**PROBLEM REQUIREMENTS**
Print every line of the records below verbatim, without any change.

[Listings of boxed layout items]
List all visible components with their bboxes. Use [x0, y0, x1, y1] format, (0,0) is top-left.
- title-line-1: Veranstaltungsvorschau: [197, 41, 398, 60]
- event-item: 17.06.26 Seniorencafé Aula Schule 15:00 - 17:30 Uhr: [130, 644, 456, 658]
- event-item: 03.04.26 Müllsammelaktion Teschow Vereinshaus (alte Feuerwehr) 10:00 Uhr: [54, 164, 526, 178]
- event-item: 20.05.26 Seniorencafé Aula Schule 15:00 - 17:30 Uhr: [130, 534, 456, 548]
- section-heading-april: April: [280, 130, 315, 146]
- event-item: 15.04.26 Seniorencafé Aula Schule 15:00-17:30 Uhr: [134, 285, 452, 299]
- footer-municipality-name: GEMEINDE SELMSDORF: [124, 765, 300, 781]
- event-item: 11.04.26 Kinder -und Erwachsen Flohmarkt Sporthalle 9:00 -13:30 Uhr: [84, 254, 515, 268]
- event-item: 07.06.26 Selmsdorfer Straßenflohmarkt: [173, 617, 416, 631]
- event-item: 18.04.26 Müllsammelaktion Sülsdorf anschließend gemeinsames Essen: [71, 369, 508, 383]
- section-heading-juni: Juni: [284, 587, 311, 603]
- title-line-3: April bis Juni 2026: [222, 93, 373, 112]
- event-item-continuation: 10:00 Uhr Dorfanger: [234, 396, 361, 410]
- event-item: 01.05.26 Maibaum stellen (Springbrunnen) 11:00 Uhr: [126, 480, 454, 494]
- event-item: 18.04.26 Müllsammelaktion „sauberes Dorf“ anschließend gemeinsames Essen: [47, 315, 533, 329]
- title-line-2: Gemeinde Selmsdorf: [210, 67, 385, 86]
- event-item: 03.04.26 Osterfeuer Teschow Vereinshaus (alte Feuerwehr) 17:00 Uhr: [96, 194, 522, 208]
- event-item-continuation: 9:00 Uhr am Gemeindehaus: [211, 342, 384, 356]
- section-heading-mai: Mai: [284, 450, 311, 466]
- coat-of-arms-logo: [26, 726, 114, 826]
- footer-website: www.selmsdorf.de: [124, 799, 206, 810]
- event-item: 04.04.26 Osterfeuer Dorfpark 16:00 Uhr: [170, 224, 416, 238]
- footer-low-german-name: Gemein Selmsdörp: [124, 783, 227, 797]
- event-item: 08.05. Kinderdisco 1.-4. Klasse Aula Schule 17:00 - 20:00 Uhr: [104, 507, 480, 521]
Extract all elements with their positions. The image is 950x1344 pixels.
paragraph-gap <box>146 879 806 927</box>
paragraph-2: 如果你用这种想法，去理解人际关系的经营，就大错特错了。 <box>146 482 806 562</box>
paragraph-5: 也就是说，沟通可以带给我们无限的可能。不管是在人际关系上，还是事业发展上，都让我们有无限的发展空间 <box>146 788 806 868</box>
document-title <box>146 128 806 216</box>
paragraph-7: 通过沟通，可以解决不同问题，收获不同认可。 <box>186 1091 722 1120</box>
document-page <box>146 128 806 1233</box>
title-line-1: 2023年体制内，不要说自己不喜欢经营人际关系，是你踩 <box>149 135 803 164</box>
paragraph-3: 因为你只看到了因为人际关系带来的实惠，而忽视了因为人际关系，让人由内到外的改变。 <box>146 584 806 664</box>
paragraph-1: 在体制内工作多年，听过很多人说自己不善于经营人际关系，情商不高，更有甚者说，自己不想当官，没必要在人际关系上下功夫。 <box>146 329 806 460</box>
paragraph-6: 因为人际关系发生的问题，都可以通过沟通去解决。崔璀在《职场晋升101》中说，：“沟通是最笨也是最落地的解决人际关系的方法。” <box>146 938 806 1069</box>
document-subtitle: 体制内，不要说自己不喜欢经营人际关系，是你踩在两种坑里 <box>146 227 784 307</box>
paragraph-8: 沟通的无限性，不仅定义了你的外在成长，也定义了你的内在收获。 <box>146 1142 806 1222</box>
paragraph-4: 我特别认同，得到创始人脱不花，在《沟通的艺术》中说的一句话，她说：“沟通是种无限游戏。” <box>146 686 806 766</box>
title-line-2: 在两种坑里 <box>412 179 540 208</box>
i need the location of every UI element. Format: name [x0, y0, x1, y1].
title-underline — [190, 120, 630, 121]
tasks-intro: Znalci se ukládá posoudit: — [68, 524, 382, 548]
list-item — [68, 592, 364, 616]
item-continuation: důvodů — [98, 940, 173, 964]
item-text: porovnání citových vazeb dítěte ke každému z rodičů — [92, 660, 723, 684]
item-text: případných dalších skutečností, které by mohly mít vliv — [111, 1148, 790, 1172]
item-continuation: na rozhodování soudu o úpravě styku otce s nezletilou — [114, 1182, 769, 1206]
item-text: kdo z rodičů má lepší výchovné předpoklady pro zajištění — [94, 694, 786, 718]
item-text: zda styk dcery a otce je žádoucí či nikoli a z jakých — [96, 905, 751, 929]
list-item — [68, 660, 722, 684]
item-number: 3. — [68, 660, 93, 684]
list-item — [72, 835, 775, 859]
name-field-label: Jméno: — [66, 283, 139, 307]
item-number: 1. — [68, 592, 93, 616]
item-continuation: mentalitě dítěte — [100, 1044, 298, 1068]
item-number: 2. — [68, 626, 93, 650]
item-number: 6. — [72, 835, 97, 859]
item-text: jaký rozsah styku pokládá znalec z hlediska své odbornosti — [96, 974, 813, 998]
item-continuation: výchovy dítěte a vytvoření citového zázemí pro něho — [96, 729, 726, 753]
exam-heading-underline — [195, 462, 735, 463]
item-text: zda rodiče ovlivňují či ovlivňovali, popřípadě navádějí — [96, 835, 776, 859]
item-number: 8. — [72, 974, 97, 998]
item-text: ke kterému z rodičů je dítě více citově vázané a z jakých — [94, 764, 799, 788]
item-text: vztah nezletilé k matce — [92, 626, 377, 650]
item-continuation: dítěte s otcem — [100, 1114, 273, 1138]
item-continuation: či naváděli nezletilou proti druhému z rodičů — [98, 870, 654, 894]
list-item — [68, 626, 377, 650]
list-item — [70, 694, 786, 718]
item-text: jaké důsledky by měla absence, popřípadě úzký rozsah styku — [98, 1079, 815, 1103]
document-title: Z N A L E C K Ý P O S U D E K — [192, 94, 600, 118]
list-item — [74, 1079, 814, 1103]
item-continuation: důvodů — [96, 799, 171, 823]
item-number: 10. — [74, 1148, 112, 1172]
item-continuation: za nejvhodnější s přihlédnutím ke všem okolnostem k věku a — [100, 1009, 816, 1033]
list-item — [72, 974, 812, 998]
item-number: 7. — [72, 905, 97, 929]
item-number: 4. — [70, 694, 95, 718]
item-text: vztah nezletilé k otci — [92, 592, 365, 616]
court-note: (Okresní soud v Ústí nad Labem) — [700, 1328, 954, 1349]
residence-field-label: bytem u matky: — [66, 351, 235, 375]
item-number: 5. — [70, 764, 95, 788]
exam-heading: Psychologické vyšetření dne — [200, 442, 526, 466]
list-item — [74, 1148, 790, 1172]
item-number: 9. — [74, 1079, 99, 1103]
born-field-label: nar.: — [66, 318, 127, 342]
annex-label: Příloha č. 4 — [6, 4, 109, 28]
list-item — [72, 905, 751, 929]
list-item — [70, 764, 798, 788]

**SOLVED EXERCISE**
List all visible components with their bboxes. Use [x0, y0, x1, y1] format, (0,0) is top-left.
- title-line-1: Veranstaltungsvorschau: [197, 41, 398, 60]
- event-item: 17.06.26 Seniorencafé Aula Schule 15:00 - 17:30 Uhr: [130, 644, 456, 658]
- event-item: 03.04.26 Müllsammelaktion Teschow Vereinshaus (alte Feuerwehr) 10:00 Uhr: [54, 164, 526, 178]
- event-item: 20.05.26 Seniorencafé Aula Schule 15:00 - 17:30 Uhr: [130, 534, 456, 548]
- section-heading-april: April: [280, 130, 315, 146]
- event-item: 15.04.26 Seniorencafé Aula Schule 15:00-17:30 Uhr: [134, 285, 452, 299]
- footer-municipality-name: GEMEINDE SELMSDORF: [124, 765, 300, 781]
- event-item: 11.04.26 Kinder -und Erwachsen Flohmarkt Sporthalle 9:00 -13:30 Uhr: [84, 254, 515, 268]
- event-item: 07.06.26 Selmsdorfer Straßenflohmarkt: [173, 617, 416, 631]
- event-item: 18.04.26 Müllsammelaktion Sülsdorf anschließend gemeinsames Essen: [71, 369, 508, 383]
- section-heading-juni: Juni: [284, 587, 311, 603]
- title-line-3: April bis Juni 2026: [222, 93, 373, 112]
- event-item-continuation: 10:00 Uhr Dorfanger: [234, 396, 361, 410]
- event-item: 01.05.26 Maibaum stellen (Springbrunnen) 11:00 Uhr: [126, 480, 454, 494]
- event-item: 18.04.26 Müllsammelaktion „sauberes Dorf“ anschließend gemeinsames Essen: [47, 315, 533, 329]
- title-line-2: Gemeinde Selmsdorf: [210, 67, 385, 86]
- event-item: 03.04.26 Osterfeuer Teschow Vereinshaus (alte Feuerwehr) 17:00 Uhr: [96, 194, 522, 208]
- event-item-continuation: 9:00 Uhr am Gemeindehaus: [211, 342, 384, 356]
- section-heading-mai: Mai: [284, 450, 311, 466]
- coat-of-arms-logo: [26, 726, 114, 826]
- footer-website: www.selmsdorf.de: [124, 799, 206, 810]
- event-item: 04.04.26 Osterfeuer Dorfpark 16:00 Uhr: [170, 224, 416, 238]
- footer-low-german-name: Gemein Selmsdörp: [124, 783, 227, 797]
- event-item: 08.05. Kinderdisco 1.-4. Klasse Aula Schule 17:00 - 20:00 Uhr: [104, 507, 480, 521]
Extract all elements with their positions. The image is 950x1344 pixels.
paragraph-gap <box>146 879 806 927</box>
paragraph-2: 如果你用这种想法，去理解人际关系的经营，就大错特错了。 <box>146 482 806 562</box>
paragraph-5: 也就是说，沟通可以带给我们无限的可能。不管是在人际关系上，还是事业发展上，都让我们有无限的发展空间 <box>146 788 806 868</box>
document-title <box>146 128 806 216</box>
paragraph-7: 通过沟通，可以解决不同问题，收获不同认可。 <box>186 1091 722 1120</box>
document-page <box>146 128 806 1233</box>
title-line-1: 2023年体制内，不要说自己不喜欢经营人际关系，是你踩 <box>149 135 803 164</box>
paragraph-3: 因为你只看到了因为人际关系带来的实惠，而忽视了因为人际关系，让人由内到外的改变。 <box>146 584 806 664</box>
paragraph-1: 在体制内工作多年，听过很多人说自己不善于经营人际关系，情商不高，更有甚者说，自己不想当官，没必要在人际关系上下功夫。 <box>146 329 806 460</box>
paragraph-6: 因为人际关系发生的问题，都可以通过沟通去解决。崔璀在《职场晋升101》中说，：“沟通是最笨也是最落地的解决人际关系的方法。” <box>146 938 806 1069</box>
document-subtitle: 体制内，不要说自己不喜欢经营人际关系，是你踩在两种坑里 <box>146 227 784 307</box>
paragraph-8: 沟通的无限性，不仅定义了你的外在成长，也定义了你的内在收获。 <box>146 1142 806 1222</box>
paragraph-4: 我特别认同，得到创始人脱不花，在《沟通的艺术》中说的一句话，她说：“沟通是种无限游戏。” <box>146 686 806 766</box>
title-line-2: 在两种坑里 <box>412 179 540 208</box>
i need the location of every UI element. Format: name [x0, y0, x1, y1].
title-underline — [190, 120, 630, 121]
tasks-intro: Znalci se ukládá posoudit: — [68, 524, 382, 548]
list-item — [68, 592, 364, 616]
item-continuation: důvodů — [98, 940, 173, 964]
item-text: porovnání citových vazeb dítěte ke každému z rodičů — [92, 660, 723, 684]
item-text: případných dalších skutečností, které by mohly mít vliv — [111, 1148, 790, 1172]
item-continuation: na rozhodování soudu o úpravě styku otce s nezletilou — [114, 1182, 769, 1206]
item-text: kdo z rodičů má lepší výchovné předpoklady pro zajištění — [94, 694, 786, 718]
item-text: zda styk dcery a otce je žádoucí či nikoli a z jakých — [96, 905, 751, 929]
list-item — [68, 660, 722, 684]
item-number: 3. — [68, 660, 93, 684]
list-item — [72, 835, 775, 859]
name-field-label: Jméno: — [66, 283, 139, 307]
item-number: 1. — [68, 592, 93, 616]
item-continuation: mentalitě dítěte — [100, 1044, 298, 1068]
item-number: 2. — [68, 626, 93, 650]
item-number: 6. — [72, 835, 97, 859]
item-text: jaký rozsah styku pokládá znalec z hlediska své odbornosti — [96, 974, 813, 998]
item-continuation: výchovy dítěte a vytvoření citového zázemí pro něho — [96, 729, 726, 753]
exam-heading-underline — [195, 462, 735, 463]
item-text: zda rodiče ovlivňují či ovlivňovali, popřípadě navádějí — [96, 835, 776, 859]
item-number: 8. — [72, 974, 97, 998]
item-text: ke kterému z rodičů je dítě více citově vázané a z jakých — [94, 764, 799, 788]
item-text: vztah nezletilé k matce — [92, 626, 377, 650]
item-continuation: dítěte s otcem — [100, 1114, 273, 1138]
item-continuation: či naváděli nezletilou proti druhému z rodičů — [98, 870, 654, 894]
list-item — [68, 626, 377, 650]
list-item — [70, 694, 786, 718]
item-text: jaké důsledky by měla absence, popřípadě úzký rozsah styku — [98, 1079, 815, 1103]
document-title: Z N A L E C K Ý P O S U D E K — [192, 94, 600, 118]
list-item — [74, 1079, 814, 1103]
item-continuation: důvodů — [96, 799, 171, 823]
item-number: 10. — [74, 1148, 112, 1172]
item-continuation: za nejvhodnější s přihlédnutím ke všem okolnostem k věku a — [100, 1009, 816, 1033]
list-item — [72, 974, 812, 998]
item-number: 7. — [72, 905, 97, 929]
item-number: 4. — [70, 694, 95, 718]
item-text: vztah nezletilé k otci — [92, 592, 365, 616]
court-note: (Okresní soud v Ústí nad Labem) — [700, 1328, 954, 1349]
residence-field-label: bytem u matky: — [66, 351, 235, 375]
item-number: 5. — [70, 764, 95, 788]
exam-heading: Psychologické vyšetření dne — [200, 442, 526, 466]
list-item — [74, 1148, 790, 1172]
item-number: 9. — [74, 1079, 99, 1103]
born-field-label: nar.: — [66, 318, 127, 342]
annex-label: Příloha č. 4 — [6, 4, 109, 28]
list-item — [72, 905, 751, 929]
list-item — [70, 764, 798, 788]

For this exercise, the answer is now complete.